------ Entries provided ------

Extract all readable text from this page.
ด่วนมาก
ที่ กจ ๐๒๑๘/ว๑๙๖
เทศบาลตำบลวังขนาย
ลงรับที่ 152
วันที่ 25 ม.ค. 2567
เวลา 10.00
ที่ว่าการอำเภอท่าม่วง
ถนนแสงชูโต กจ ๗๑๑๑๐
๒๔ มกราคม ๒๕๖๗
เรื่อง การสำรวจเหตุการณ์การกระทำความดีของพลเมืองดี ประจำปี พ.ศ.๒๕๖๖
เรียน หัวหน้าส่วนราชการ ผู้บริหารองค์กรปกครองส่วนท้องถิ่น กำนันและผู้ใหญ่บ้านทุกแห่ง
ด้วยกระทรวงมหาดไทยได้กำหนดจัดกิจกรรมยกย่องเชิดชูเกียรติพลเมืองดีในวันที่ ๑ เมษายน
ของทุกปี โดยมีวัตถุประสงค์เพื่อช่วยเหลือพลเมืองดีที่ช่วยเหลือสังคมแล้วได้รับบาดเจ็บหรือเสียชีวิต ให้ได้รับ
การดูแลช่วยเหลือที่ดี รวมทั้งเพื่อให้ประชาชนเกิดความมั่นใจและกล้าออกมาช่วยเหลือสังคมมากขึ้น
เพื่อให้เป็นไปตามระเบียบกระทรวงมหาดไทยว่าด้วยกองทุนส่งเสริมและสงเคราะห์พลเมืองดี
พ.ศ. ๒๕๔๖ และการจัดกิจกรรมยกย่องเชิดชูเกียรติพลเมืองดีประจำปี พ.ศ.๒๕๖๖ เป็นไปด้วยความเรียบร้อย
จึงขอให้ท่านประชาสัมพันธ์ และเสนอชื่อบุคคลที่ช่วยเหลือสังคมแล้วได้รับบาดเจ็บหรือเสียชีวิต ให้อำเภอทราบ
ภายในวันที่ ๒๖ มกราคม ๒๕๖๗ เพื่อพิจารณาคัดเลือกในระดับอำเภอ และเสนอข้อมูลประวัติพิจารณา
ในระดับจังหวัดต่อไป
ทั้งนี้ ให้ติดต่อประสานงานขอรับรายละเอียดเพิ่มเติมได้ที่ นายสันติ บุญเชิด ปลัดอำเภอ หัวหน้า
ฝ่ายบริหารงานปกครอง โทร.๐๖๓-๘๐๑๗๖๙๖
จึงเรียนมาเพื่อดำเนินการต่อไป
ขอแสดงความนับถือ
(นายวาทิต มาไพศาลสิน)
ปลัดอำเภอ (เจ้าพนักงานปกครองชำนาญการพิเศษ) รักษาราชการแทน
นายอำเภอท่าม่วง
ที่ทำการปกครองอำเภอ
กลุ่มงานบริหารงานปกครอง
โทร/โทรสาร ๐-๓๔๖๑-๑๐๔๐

------

### Requirement
Reply with one number only, the count of lines above that hold the string "บบาดเจ".

### Correct result
2